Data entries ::

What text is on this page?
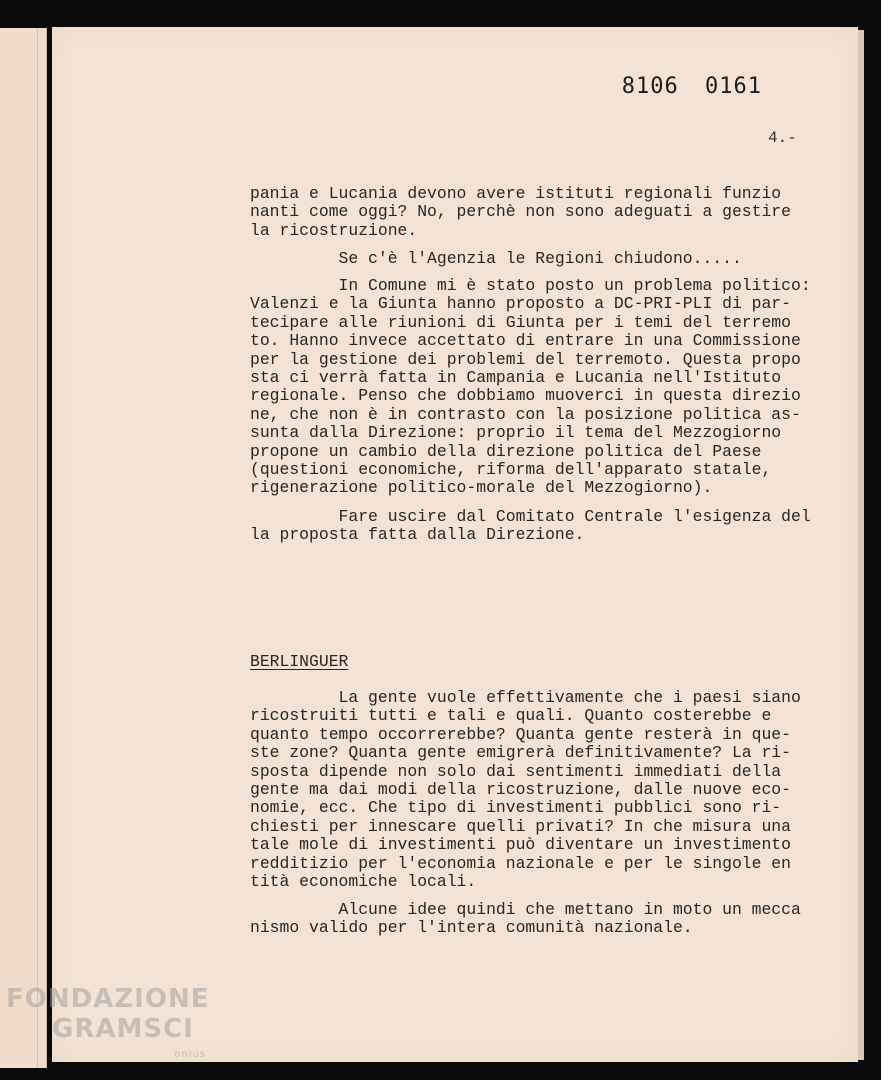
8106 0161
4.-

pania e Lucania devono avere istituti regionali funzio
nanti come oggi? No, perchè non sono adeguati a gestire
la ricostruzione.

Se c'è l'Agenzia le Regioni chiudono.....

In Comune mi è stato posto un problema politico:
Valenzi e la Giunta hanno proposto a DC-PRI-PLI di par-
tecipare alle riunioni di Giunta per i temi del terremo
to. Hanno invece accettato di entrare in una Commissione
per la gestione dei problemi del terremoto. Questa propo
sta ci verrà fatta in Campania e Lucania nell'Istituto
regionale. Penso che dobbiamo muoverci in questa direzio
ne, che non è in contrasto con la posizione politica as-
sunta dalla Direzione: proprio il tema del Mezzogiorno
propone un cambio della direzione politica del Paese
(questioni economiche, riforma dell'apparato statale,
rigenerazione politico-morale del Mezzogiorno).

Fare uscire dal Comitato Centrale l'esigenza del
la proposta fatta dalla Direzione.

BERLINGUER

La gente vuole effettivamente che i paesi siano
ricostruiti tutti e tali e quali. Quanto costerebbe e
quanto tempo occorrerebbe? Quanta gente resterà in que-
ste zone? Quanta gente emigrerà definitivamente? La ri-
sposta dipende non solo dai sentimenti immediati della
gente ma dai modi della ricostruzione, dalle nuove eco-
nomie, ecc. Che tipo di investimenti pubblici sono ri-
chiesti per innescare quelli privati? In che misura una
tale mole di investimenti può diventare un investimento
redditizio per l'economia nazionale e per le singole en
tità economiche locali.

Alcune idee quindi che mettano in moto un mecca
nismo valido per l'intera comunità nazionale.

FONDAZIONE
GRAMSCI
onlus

...

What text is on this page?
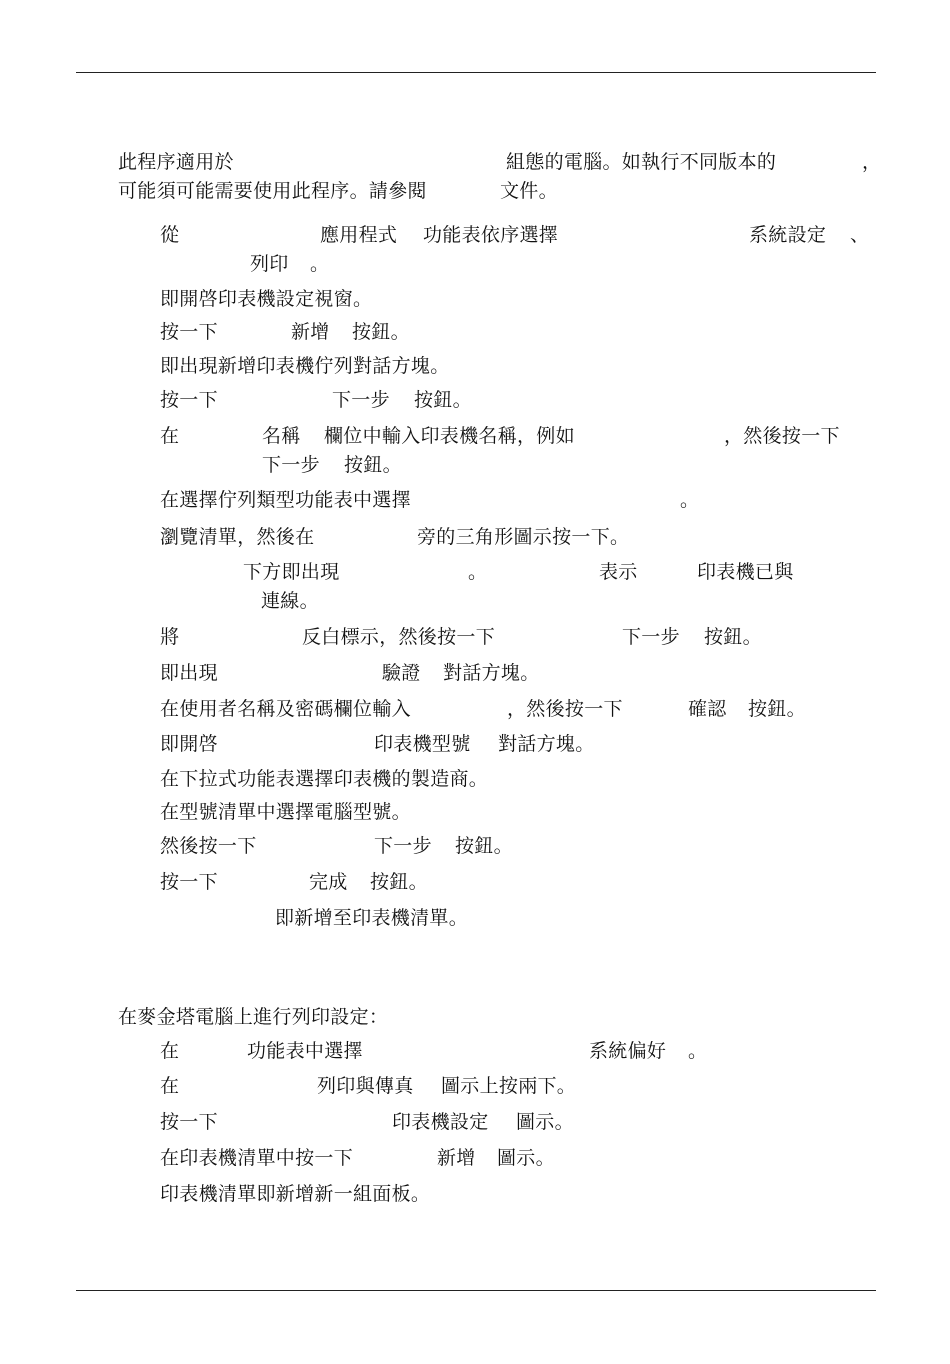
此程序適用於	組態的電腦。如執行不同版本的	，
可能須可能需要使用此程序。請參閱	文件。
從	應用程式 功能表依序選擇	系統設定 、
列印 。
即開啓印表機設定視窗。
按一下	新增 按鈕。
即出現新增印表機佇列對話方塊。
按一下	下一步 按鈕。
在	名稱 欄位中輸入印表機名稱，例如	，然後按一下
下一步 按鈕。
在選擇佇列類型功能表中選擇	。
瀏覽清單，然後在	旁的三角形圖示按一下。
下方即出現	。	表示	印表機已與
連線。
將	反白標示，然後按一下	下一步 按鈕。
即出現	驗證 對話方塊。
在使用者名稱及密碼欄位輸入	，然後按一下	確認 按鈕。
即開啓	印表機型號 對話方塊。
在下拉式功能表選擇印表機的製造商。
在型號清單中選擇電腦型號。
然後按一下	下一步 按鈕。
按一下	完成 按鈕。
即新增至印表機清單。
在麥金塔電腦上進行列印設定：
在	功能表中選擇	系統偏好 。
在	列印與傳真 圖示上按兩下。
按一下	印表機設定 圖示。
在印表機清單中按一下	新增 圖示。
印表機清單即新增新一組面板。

Written instruction :: What is the number of lines above that contain the string "economiche"? Answer with the number alone.

Task answer :: 2